Copy out all the lines exactly. Omit pictures.

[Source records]
==============================
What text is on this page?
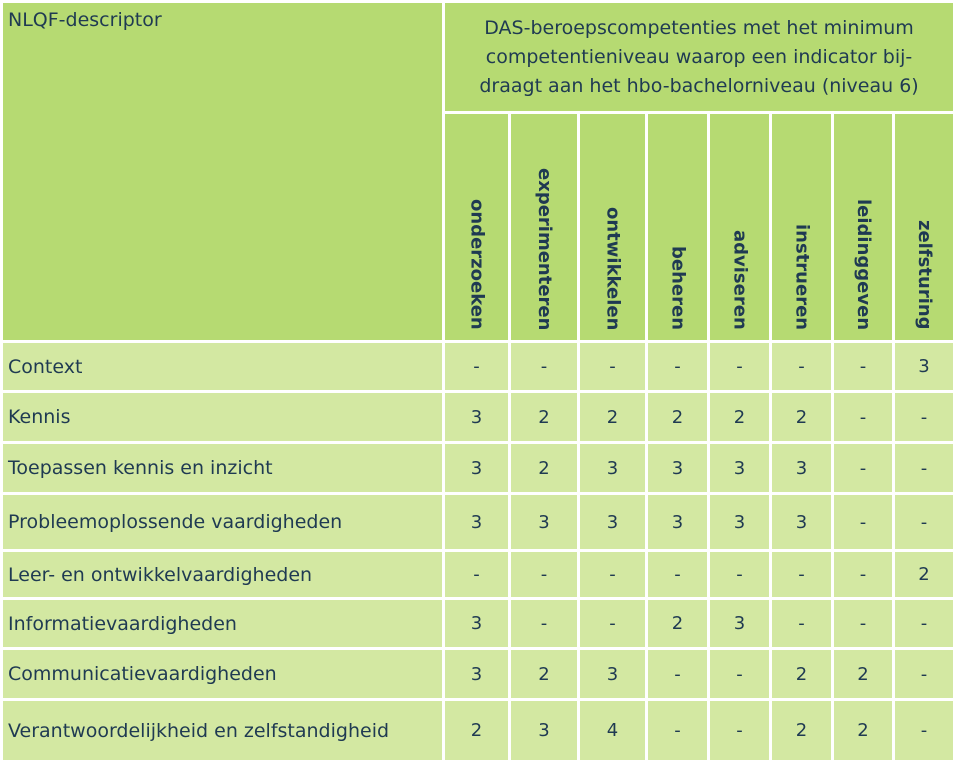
NLQF-descriptor	DAS-beroepscompetenties met het minimum competentieniveau waarop een indicator bij-draagt aan het hbo-bachelorniveau (niveau 6)							
	onderzoeken	experimenteren	ontwikkelen	beheren	adviseren	instrueren	leidinggeven	zelfsturing
Context	-	-	-	-	-	-	-	3
Kennis	3	2	2	2	2	2	-	-
Toepassen kennis en inzicht	3	2	3	3	3	3	-	-
Probleemoplossende vaardigheden	3	3	3	3	3	3	-	-
Leer- en ontwikkelvaardigheden	-	-	-	-	-	-	-	2
Informatievaardigheden	3	-	-	2	3	-	-	-
Communicatievaardigheden	3	2	3	-	-	2	2	-
Verantwoordelijkheid en zelfstandigheid	2	3	4	-	-	2	2	-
==============================
→ **Output for this exercise**:
What text is on this page?
NLQF-descriptor	DAS-beroepscompetenties met het minimum competentieniveau waarop een indicator bij-draagt aan het hbo-bachelorniveau (niveau 6)							
	onderzoeken	experimenteren	ontwikkelen	beheren	adviseren	instrueren	leidinggeven	zelfsturing
Context	-	-	-	-	-	-	-	3
Kennis	3	2	2	2	2	2	-	-
Toepassen kennis en inzicht	3	2	3	3	3	3	-	-
Probleemoplossende vaardigheden	3	3	3	3	3	3	-	-
Leer- en ontwikkelvaardigheden	-	-	-	-	-	-	-	2
Informatievaardigheden	3	-	-	2	3	-	-	-
Communicatievaardigheden	3	2	3	-	-	2	2	-
Verantwoordelijkheid en zelfstandigheid	2	3	4	-	-	2	2	-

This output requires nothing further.